Fragmento del documento:
+ + + +

La elección únicamente de mujeres como entrevistadas (luego de conversar también con hombres), reconoce el pulso de una sociedad donde ellas han estado en todos los frentes durante la revuelta -en la primera línea, entre los rescatistas de salud, la ciencia política, la fotografía, la Convención Constitucional, etc.-, sin que la perspectiva feminista aparezca como una acción oportunista, sino que está abordada de manera transversal naturalmente. Guzmán apuesta por contar la historia sólo con mujeres, casi como un gesto de reparación simbólica por su ausencia histórica del lugar de enunciación que les corresponde en justicia recuperar.
En la 18° edición de SANFIC, también fue galardonada con el premio Signis de la crítica la ficción Vieja viejo del joven director chileno Ignacio Pavez, que en su segunda película después de Maleza (2017), aborda los problemas de salud, la precariedad y el abandono familiar que sufren la tercera y la cuarta edad, generando una vuelta de tuerca en las corporalidades de jóvenes actuando como viejos usando distintos formatos y filtros digitales para que los demás personajes puedan verse y sentirse como ellos.
Hay en el inicio de Vieja viejo una sensación de extrañeza al observar a la pareja conformada por Carmen y Jorge, que pareciera vivir en otra época o enfrentar algún grado de discapacidad que a Jorge le impide manejarse con normalidad. Incluso la música metal estridente que se escucha al principio descoloca al espectador, respondiendo al interés indómito de su director por filmar situaciones cercanas (la película se grabó en la casa de sus abuelos) sin encajar en etiquetas con las que lo han catalogado, como el “cine social” o la posible influencia de José Luis Sepúlveda y Carolina Adriazola con la cámara sucia de su El pejesapo (2007).
En Vieja viejo vemos sus cuerpos jóvenes, pero adoloridos, en una casa con una decoración que pareciera haberse congelado en el tiempo, donde ella trabaja como costurera y realiza sin ayuda el trabajo doméstico y de cuidados. Ella lo cuida a él. Jorge necesita que Carmen le ponga inyecciones, tiene dificultades para contestar el celular y confiesa sentir miedo porque su cuerpo pareciera comenzar a fallar. Es la vejez, que se acerca como la lava de un volcán.

+ + + +

Datos para análisis:
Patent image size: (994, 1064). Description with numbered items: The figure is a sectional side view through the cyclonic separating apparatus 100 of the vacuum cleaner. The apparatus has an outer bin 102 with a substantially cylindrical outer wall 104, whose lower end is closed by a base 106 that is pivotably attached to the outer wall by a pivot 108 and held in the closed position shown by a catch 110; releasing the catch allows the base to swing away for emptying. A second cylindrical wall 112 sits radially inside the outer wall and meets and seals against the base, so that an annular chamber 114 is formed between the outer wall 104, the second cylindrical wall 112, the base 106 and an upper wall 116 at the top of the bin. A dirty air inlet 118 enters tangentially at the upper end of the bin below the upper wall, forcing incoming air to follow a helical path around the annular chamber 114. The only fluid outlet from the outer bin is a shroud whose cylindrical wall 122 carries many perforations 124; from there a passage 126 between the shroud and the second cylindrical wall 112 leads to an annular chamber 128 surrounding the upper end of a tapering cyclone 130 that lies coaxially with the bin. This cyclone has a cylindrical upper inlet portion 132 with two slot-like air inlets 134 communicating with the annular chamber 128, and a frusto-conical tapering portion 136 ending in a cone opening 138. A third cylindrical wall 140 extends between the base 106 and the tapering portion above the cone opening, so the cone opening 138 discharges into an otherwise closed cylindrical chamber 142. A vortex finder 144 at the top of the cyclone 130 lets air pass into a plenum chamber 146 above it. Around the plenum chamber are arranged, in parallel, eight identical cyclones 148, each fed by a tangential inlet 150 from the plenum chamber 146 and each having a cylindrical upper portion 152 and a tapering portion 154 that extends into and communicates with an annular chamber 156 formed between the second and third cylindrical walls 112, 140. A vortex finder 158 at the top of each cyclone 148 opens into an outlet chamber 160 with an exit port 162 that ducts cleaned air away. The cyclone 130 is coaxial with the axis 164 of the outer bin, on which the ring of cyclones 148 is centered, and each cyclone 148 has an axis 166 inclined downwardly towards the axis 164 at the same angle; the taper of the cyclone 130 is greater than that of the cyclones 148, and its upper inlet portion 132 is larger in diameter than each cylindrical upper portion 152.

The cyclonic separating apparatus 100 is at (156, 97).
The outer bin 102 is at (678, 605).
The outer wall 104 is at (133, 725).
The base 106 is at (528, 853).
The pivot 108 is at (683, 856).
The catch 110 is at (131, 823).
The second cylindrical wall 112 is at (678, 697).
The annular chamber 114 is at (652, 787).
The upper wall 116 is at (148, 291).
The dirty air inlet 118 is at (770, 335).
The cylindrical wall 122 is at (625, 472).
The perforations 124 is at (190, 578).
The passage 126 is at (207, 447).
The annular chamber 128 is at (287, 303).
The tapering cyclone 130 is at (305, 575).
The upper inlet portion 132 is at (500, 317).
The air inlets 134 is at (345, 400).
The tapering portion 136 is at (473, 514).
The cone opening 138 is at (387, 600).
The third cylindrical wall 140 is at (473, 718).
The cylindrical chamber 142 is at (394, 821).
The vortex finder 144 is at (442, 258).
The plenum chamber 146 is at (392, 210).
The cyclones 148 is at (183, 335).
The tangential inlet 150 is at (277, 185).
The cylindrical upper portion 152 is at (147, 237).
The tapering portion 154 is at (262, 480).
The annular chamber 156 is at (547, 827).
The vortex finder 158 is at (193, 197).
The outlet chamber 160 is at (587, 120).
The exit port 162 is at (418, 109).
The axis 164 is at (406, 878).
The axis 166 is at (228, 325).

+ + + +

Acción requerida 1: Traduce al inglés esta oración del fragmento del documento: "Es la vejez, que se acerca como la lava de un volcán."
Acción requerida 2: Según el fragmento del documento, ¿por qué Guzmán opta por contar la historia solo con mujeres? Responde en una a tres oraciones.

Respuesta 1: It is old age, approaching like the lava of a volcano.

Respuesta 2: Guzmán lo hace casi como un gesto de reparación simbólica por la ausencia histórica de las mujeres del lugar de enunciación que en justicia les corresponde recuperar. Además, esa elección reconoce el pulso de una sociedad en la que ellas han estado en todos los frentes durante la revuelta, como la primera línea, los rescatistas de salud, la ciencia política, la fotografía y la Convención Constitucional.